● What you should do: Return each line containing "value".

● Information shown:
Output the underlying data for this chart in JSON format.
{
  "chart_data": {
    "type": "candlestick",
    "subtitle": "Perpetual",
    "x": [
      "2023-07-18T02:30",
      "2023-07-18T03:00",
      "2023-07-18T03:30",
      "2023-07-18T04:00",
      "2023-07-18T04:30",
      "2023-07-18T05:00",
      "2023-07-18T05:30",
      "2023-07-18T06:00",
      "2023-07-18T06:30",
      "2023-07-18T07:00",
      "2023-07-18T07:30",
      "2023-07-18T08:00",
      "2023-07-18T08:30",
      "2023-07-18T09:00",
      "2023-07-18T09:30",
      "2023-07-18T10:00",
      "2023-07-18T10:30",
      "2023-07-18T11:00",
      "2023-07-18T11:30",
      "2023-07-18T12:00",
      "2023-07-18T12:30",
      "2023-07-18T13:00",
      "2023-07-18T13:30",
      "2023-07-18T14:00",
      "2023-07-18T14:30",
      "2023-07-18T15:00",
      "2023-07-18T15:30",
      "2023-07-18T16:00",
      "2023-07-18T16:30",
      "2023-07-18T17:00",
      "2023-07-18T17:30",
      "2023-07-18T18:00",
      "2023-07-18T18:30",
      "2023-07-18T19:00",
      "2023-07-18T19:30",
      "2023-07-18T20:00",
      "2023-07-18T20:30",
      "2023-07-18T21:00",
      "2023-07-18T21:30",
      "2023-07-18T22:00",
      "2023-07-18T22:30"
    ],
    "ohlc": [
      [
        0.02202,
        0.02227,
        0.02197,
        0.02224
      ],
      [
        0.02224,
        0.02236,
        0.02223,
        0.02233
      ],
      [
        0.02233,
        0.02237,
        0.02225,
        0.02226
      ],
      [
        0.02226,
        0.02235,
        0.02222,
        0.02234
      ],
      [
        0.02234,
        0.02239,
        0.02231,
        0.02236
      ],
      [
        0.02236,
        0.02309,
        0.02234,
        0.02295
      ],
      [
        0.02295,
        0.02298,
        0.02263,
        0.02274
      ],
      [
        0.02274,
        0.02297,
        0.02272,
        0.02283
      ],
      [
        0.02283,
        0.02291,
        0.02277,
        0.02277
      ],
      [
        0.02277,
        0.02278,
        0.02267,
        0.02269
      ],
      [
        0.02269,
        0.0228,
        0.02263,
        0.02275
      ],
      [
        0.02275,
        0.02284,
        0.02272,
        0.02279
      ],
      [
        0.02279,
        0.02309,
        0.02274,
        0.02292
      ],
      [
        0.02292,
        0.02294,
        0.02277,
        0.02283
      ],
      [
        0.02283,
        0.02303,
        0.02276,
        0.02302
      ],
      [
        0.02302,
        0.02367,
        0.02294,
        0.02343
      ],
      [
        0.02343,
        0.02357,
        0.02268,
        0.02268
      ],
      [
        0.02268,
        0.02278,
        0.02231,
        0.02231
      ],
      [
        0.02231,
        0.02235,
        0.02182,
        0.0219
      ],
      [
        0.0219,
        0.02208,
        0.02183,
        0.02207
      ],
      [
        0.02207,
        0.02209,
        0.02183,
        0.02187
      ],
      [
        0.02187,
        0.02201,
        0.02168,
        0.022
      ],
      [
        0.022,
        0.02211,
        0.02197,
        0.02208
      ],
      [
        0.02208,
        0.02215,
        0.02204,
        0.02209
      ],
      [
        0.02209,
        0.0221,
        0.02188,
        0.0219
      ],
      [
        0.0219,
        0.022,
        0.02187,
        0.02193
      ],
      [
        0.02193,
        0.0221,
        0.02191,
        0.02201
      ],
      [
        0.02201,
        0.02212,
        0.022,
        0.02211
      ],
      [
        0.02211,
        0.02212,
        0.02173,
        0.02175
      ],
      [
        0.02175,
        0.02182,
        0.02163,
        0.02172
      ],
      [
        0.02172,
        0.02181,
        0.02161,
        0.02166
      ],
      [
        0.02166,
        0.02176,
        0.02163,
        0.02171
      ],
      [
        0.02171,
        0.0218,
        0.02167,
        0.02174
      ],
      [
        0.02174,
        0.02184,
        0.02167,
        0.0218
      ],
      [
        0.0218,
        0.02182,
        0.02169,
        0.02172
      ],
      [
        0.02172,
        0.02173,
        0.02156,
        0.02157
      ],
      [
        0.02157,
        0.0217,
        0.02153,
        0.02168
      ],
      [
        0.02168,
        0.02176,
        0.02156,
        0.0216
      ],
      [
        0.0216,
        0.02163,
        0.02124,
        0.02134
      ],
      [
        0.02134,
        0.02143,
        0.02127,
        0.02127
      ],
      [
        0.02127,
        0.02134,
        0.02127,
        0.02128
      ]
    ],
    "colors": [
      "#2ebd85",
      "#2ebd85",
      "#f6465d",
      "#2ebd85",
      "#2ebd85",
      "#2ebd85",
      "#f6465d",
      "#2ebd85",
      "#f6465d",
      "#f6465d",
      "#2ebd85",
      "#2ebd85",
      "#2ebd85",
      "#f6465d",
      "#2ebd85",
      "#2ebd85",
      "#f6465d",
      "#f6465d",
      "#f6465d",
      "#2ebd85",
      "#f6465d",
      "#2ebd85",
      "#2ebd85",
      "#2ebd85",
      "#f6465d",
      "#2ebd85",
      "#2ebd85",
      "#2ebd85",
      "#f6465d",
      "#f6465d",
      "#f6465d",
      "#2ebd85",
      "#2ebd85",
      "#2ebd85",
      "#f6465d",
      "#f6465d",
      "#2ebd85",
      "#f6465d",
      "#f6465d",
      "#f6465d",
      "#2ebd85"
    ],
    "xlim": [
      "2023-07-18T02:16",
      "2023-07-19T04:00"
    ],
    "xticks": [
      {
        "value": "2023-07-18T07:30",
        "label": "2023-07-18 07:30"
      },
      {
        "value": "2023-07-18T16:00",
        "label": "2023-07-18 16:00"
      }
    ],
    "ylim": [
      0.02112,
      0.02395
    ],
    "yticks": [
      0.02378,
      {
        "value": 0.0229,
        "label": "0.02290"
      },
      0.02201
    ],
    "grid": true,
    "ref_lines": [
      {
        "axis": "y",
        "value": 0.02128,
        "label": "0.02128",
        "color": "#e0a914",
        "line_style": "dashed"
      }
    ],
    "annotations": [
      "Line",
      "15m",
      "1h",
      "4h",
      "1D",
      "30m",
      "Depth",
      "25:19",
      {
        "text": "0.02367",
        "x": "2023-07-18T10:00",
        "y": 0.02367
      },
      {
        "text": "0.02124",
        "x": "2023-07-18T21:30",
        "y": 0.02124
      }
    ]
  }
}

● Reply:
        "value": "2023-07-18T07:30",
        "value": "2023-07-18T16:00",
        "value": 0.0229,
        "value": 0.02128,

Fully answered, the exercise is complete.